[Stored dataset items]
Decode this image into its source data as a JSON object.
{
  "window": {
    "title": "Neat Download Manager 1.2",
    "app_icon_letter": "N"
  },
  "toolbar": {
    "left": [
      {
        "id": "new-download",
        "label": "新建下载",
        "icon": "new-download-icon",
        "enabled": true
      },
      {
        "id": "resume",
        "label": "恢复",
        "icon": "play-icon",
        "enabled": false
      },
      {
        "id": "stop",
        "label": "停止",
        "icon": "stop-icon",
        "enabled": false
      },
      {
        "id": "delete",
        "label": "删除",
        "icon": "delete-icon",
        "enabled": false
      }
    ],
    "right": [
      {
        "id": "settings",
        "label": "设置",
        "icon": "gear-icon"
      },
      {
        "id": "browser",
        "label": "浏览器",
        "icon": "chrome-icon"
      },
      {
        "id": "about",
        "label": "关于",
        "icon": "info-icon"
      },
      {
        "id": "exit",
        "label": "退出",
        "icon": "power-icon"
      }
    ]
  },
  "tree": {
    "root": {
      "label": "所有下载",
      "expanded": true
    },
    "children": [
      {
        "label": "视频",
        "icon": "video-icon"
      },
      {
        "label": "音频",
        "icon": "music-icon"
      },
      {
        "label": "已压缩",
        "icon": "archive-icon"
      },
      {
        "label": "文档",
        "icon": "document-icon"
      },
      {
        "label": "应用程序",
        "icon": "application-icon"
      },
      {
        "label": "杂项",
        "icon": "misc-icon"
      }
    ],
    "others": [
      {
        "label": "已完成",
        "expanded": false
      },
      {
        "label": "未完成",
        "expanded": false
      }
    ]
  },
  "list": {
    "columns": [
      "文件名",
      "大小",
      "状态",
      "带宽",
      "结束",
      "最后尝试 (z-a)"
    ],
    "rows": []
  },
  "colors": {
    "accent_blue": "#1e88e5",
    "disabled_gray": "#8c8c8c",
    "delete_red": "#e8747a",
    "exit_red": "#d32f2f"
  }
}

▶ Work required: Above are the records; retype every one exactly.

▶ Complete answer:
Decode this image into its source data as a JSON object.
{
  "window": {
    "title": "Neat Download Manager 1.2",
    "app_icon_letter": "N"
  },
  "toolbar": {
    "left": [
      {
        "id": "new-download",
        "label": "新建下载",
        "icon": "new-download-icon",
        "enabled": true
      },
      {
        "id": "resume",
        "label": "恢复",
        "icon": "play-icon",
        "enabled": false
      },
      {
        "id": "stop",
        "label": "停止",
        "icon": "stop-icon",
        "enabled": false
      },
      {
        "id": "delete",
        "label": "删除",
        "icon": "delete-icon",
        "enabled": false
      }
    ],
    "right": [
      {
        "id": "settings",
        "label": "设置",
        "icon": "gear-icon"
      },
      {
        "id": "browser",
        "label": "浏览器",
        "icon": "chrome-icon"
      },
      {
        "id": "about",
        "label": "关于",
        "icon": "info-icon"
      },
      {
        "id": "exit",
        "label": "退出",
        "icon": "power-icon"
      }
    ]
  },
  "tree": {
    "root": {
      "label": "所有下载",
      "expanded": true
    },
    "children": [
      {
        "label": "视频",
        "icon": "video-icon"
      },
      {
        "label": "音频",
        "icon": "music-icon"
      },
      {
        "label": "已压缩",
        "icon": "archive-icon"
      },
      {
        "label": "文档",
        "icon": "document-icon"
      },
      {
        "label": "应用程序",
        "icon": "application-icon"
      },
      {
        "label": "杂项",
        "icon": "misc-icon"
      }
    ],
    "others": [
      {
        "label": "已完成",
        "expanded": false
      },
      {
        "label": "未完成",
        "expanded": false
      }
    ]
  },
  "list": {
    "columns": [
      "文件名",
      "大小",
      "状态",
      "带宽",
      "结束",
      "最后尝试 (z-a)"
    ],
    "rows": []
  },
  "colors": {
    "accent_blue": "#1e88e5",
    "disabled_gray": "#8c8c8c",
    "delete_red": "#e8747a",
    "exit_red": "#d32f2f"
  }
}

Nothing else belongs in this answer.